*WRITTEN TASK*
Output the entries verbatim, including every line.

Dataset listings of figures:
= = =
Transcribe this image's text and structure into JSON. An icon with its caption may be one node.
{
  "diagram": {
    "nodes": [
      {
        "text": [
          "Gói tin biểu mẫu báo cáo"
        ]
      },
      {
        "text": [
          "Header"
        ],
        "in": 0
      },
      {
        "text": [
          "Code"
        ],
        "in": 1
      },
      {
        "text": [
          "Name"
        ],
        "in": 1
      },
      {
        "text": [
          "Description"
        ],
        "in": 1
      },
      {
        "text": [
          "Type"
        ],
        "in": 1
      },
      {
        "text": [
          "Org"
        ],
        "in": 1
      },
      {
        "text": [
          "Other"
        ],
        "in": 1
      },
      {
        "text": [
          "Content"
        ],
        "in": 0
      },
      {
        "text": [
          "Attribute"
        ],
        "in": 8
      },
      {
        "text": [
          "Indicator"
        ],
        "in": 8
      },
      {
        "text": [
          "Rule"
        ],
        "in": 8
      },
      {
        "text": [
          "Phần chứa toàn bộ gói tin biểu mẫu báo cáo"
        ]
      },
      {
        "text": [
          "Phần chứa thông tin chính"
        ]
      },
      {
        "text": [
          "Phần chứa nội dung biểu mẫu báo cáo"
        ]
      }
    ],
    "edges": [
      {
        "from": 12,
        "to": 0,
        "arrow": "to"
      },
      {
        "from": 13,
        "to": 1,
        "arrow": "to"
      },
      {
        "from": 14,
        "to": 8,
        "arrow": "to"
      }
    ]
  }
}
= = =
*REPLY TO THE TASK*
Transcribe this image's text and structure into JSON. An icon with its caption may be one node.
{
  "diagram": {
    "nodes": [
      {
        "text": [
          "Gói tin biểu mẫu báo cáo"
        ]
      },
      {
        "text": [
          "Header"
        ],
        "in": 0
      },
      {
        "text": [
          "Code"
        ],
        "in": 1
      },
      {
        "text": [
          "Name"
        ],
        "in": 1
      },
      {
        "text": [
          "Description"
        ],
        "in": 1
      },
      {
        "text": [
          "Type"
        ],
        "in": 1
      },
      {
        "text": [
          "Org"
        ],
        "in": 1
      },
      {
        "text": [
          "Other"
        ],
        "in": 1
      },
      {
        "text": [
          "Content"
        ],
        "in": 0
      },
      {
        "text": [
          "Attribute"
        ],
        "in": 8
      },
      {
        "text": [
          "Indicator"
        ],
        "in": 8
      },
      {
        "text": [
          "Rule"
        ],
        "in": 8
      },
      {
        "text": [
          "Phần chứa toàn bộ gói tin biểu mẫu báo cáo"
        ]
      },
      {
        "text": [
          "Phần chứa thông tin chính"
        ]
      },
      {
        "text": [
          "Phần chứa nội dung biểu mẫu báo cáo"
        ]
      }
    ],
    "edges": [
      {
        "from": 12,
        "to": 0,
        "arrow": "to"
      },
      {
        "from": 13,
        "to": 1,
        "arrow": "to"
      },
      {
        "from": 14,
        "to": 8,
        "arrow": "to"
      }
    ]
  }
}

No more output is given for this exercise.